BEGIN Material supplied
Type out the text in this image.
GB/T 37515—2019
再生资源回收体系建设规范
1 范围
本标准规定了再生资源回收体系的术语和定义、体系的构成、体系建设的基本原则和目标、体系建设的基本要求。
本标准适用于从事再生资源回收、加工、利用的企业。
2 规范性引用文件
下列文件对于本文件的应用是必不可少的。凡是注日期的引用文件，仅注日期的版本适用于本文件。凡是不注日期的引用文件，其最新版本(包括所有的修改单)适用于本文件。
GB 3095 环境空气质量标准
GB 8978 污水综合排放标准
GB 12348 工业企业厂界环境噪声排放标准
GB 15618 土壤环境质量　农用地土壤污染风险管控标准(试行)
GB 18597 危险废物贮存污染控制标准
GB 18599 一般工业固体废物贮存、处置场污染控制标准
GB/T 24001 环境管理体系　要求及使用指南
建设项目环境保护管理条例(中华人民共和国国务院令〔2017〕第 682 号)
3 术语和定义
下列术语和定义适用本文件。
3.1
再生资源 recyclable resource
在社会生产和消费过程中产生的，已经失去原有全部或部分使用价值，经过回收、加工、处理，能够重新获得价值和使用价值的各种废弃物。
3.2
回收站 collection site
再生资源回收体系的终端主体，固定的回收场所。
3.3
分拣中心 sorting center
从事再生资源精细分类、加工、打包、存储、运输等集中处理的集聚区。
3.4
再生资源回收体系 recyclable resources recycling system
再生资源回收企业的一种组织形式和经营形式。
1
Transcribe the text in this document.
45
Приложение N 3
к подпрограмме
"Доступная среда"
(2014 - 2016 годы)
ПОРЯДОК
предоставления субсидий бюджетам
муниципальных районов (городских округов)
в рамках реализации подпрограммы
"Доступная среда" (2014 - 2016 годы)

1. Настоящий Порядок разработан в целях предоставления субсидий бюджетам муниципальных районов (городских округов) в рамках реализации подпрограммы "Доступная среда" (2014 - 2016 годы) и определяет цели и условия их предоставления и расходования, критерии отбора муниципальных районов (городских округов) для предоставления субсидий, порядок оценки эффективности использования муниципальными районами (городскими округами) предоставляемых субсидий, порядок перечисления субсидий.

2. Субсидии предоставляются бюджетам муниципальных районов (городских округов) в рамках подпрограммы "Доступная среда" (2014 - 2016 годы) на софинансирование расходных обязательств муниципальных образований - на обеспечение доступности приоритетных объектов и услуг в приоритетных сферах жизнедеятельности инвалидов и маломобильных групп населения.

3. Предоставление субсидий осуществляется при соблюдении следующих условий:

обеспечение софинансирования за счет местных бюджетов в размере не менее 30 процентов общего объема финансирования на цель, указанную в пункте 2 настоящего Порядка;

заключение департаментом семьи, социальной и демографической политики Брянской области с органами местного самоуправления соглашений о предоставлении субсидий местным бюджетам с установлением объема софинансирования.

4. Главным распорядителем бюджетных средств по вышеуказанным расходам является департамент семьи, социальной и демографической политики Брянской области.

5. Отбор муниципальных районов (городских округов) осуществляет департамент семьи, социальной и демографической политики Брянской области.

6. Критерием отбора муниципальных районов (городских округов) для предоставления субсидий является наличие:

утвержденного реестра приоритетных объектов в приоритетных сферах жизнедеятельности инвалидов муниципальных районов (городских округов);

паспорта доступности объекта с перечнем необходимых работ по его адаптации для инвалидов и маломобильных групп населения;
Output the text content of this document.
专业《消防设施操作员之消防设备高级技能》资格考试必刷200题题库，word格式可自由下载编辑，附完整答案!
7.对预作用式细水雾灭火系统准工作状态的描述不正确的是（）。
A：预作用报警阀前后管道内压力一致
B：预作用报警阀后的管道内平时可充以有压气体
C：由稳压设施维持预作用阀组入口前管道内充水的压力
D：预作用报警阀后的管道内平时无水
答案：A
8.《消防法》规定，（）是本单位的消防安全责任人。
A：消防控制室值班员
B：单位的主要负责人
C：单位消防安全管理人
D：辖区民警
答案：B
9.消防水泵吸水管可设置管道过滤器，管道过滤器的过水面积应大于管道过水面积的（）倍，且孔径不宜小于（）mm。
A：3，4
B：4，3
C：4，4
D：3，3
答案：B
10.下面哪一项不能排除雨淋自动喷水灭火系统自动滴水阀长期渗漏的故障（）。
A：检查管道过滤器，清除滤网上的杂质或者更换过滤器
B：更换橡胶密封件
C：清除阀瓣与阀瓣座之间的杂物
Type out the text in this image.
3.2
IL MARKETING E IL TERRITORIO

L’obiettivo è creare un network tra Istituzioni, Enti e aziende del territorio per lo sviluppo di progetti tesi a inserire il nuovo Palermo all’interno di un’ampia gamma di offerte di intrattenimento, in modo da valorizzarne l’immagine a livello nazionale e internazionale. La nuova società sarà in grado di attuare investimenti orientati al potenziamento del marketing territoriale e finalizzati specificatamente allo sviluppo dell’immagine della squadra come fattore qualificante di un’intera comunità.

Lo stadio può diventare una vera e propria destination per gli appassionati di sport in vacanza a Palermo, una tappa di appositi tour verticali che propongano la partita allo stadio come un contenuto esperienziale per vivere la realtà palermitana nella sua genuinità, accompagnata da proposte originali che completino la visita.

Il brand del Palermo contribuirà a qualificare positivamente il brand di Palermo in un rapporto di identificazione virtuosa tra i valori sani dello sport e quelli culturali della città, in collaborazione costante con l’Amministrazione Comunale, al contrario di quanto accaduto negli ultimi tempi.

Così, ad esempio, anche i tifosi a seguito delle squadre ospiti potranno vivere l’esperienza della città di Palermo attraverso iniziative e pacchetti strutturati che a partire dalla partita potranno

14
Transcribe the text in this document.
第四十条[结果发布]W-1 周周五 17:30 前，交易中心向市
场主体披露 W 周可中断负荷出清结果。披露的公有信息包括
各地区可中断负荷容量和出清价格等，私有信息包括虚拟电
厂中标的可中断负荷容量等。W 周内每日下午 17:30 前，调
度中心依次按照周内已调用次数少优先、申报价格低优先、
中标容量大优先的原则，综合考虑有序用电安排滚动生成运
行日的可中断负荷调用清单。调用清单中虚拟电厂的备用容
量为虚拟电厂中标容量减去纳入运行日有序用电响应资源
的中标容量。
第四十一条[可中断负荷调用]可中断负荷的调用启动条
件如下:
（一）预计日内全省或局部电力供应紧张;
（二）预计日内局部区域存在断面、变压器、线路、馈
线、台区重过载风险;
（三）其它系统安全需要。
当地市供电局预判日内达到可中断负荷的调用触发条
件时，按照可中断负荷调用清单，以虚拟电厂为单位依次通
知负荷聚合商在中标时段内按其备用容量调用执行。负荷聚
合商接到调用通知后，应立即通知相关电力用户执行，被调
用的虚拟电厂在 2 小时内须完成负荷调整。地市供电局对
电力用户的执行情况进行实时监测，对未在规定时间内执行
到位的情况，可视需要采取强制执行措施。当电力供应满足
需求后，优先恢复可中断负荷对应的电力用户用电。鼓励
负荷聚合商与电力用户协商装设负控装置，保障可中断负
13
END Material supplied
▸ To be done
Reproduce the entries above in full, verbatim.

▸ Solved exercise
Type out the text in this image.
GB/T 37515—2019
再生资源回收体系建设规范
1 范围
本标准规定了再生资源回收体系的术语和定义、体系的构成、体系建设的基本原则和目标、体系建设的基本要求。
本标准适用于从事再生资源回收、加工、利用的企业。
2 规范性引用文件
下列文件对于本文件的应用是必不可少的。凡是注日期的引用文件，仅注日期的版本适用于本文件。凡是不注日期的引用文件，其最新版本(包括所有的修改单)适用于本文件。
GB 3095 环境空气质量标准
GB 8978 污水综合排放标准
GB 12348 工业企业厂界环境噪声排放标准
GB 15618 土壤环境质量　农用地土壤污染风险管控标准(试行)
GB 18597 危险废物贮存污染控制标准
GB 18599 一般工业固体废物贮存、处置场污染控制标准
GB/T 24001 环境管理体系　要求及使用指南
建设项目环境保护管理条例(中华人民共和国国务院令〔2017〕第 682 号)
3 术语和定义
下列术语和定义适用本文件。
3.1
再生资源 recyclable resource
在社会生产和消费过程中产生的，已经失去原有全部或部分使用价值，经过回收、加工、处理，能够重新获得价值和使用价值的各种废弃物。
3.2
回收站 collection site
再生资源回收体系的终端主体，固定的回收场所。
3.3
分拣中心 sorting center
从事再生资源精细分类、加工、打包、存储、运输等集中处理的集聚区。
3.4
再生资源回收体系 recyclable resources recycling system
再生资源回收企业的一种组织形式和经营形式。
1
Transcribe the text in this document.
45
Приложение N 3
к подпрограмме
"Доступная среда"
(2014 - 2016 годы)
ПОРЯДОК
предоставления субсидий бюджетам
муниципальных районов (городских округов)
в рамках реализации подпрограммы
"Доступная среда" (2014 - 2016 годы)

1. Настоящий Порядок разработан в целях предоставления субсидий бюджетам муниципальных районов (городских округов) в рамках реализации подпрограммы "Доступная среда" (2014 - 2016 годы) и определяет цели и условия их предоставления и расходования, критерии отбора муниципальных районов (городских округов) для предоставления субсидий, порядок оценки эффективности использования муниципальными районами (городскими округами) предоставляемых субсидий, порядок перечисления субсидий.

2. Субсидии предоставляются бюджетам муниципальных районов (городских округов) в рамках подпрограммы "Доступная среда" (2014 - 2016 годы) на софинансирование расходных обязательств муниципальных образований - на обеспечение доступности приоритетных объектов и услуг в приоритетных сферах жизнедеятельности инвалидов и маломобильных групп населения.

3. Предоставление субсидий осуществляется при соблюдении следующих условий:

обеспечение софинансирования за счет местных бюджетов в размере не менее 30 процентов общего объема финансирования на цель, указанную в пункте 2 настоящего Порядка;

заключение департаментом семьи, социальной и демографической политики Брянской области с органами местного самоуправления соглашений о предоставлении субсидий местным бюджетам с установлением объема софинансирования.

4. Главным распорядителем бюджетных средств по вышеуказанным расходам является департамент семьи, социальной и демографической политики Брянской области.

5. Отбор муниципальных районов (городских округов) осуществляет департамент семьи, социальной и демографической политики Брянской области.

6. Критерием отбора муниципальных районов (городских округов) для предоставления субсидий является наличие:

утвержденного реестра приоритетных объектов в приоритетных сферах жизнедеятельности инвалидов муниципальных районов (городских округов);

паспорта доступности объекта с перечнем необходимых работ по его адаптации для инвалидов и маломобильных групп населения;
Output the text content of this document.
专业《消防设施操作员之消防设备高级技能》资格考试必刷200题题库，word格式可自由下载编辑，附完整答案!
7.对预作用式细水雾灭火系统准工作状态的描述不正确的是（）。
A：预作用报警阀前后管道内压力一致
B：预作用报警阀后的管道内平时可充以有压气体
C：由稳压设施维持预作用阀组入口前管道内充水的压力
D：预作用报警阀后的管道内平时无水
答案：A
8.《消防法》规定，（）是本单位的消防安全责任人。
A：消防控制室值班员
B：单位的主要负责人
C：单位消防安全管理人
D：辖区民警
答案：B
9.消防水泵吸水管可设置管道过滤器，管道过滤器的过水面积应大于管道过水面积的（）倍，且孔径不宜小于（）mm。
A：3，4
B：4，3
C：4，4
D：3，3
答案：B
10.下面哪一项不能排除雨淋自动喷水灭火系统自动滴水阀长期渗漏的故障（）。
A：检查管道过滤器，清除滤网上的杂质或者更换过滤器
B：更换橡胶密封件
C：清除阀瓣与阀瓣座之间的杂物
Type out the text in this image.
3.2
IL MARKETING E IL TERRITORIO

L’obiettivo è creare un network tra Istituzioni, Enti e aziende del territorio per lo sviluppo di progetti tesi a inserire il nuovo Palermo all’interno di un’ampia gamma di offerte di intrattenimento, in modo da valorizzarne l’immagine a livello nazionale e internazionale. La nuova società sarà in grado di attuare investimenti orientati al potenziamento del marketing territoriale e finalizzati specificatamente allo sviluppo dell’immagine della squadra come fattore qualificante di un’intera comunità.

Lo stadio può diventare una vera e propria destination per gli appassionati di sport in vacanza a Palermo, una tappa di appositi tour verticali che propongano la partita allo stadio come un contenuto esperienziale per vivere la realtà palermitana nella sua genuinità, accompagnata da proposte originali che completino la visita.

Il brand del Palermo contribuirà a qualificare positivamente il brand di Palermo in un rapporto di identificazione virtuosa tra i valori sani dello sport e quelli culturali della città, in collaborazione costante con l’Amministrazione Comunale, al contrario di quanto accaduto negli ultimi tempi.

Così, ad esempio, anche i tifosi a seguito delle squadre ospiti potranno vivere l’esperienza della città di Palermo attraverso iniziative e pacchetti strutturati che a partire dalla partita potranno

14
Transcribe the text in this document.
第四十条[结果发布]W-1 周周五 17:30 前，交易中心向市
场主体披露 W 周可中断负荷出清结果。披露的公有信息包括
各地区可中断负荷容量和出清价格等，私有信息包括虚拟电
厂中标的可中断负荷容量等。W 周内每日下午 17:30 前，调
度中心依次按照周内已调用次数少优先、申报价格低优先、
中标容量大优先的原则，综合考虑有序用电安排滚动生成运
行日的可中断负荷调用清单。调用清单中虚拟电厂的备用容
量为虚拟电厂中标容量减去纳入运行日有序用电响应资源
的中标容量。
第四十一条[可中断负荷调用]可中断负荷的调用启动条
件如下:
（一）预计日内全省或局部电力供应紧张;
（二）预计日内局部区域存在断面、变压器、线路、馈
线、台区重过载风险;
（三）其它系统安全需要。
当地市供电局预判日内达到可中断负荷的调用触发条
件时，按照可中断负荷调用清单，以虚拟电厂为单位依次通
知负荷聚合商在中标时段内按其备用容量调用执行。负荷聚
合商接到调用通知后，应立即通知相关电力用户执行，被调
用的虚拟电厂在 2 小时内须完成负荷调整。地市供电局对
电力用户的执行情况进行实时监测，对未在规定时间内执行
到位的情况，可视需要采取强制执行措施。当电力供应满足
需求后，优先恢复可中断负荷对应的电力用户用电。鼓励
负荷聚合商与电力用户协商装设负控装置，保障可中断负
13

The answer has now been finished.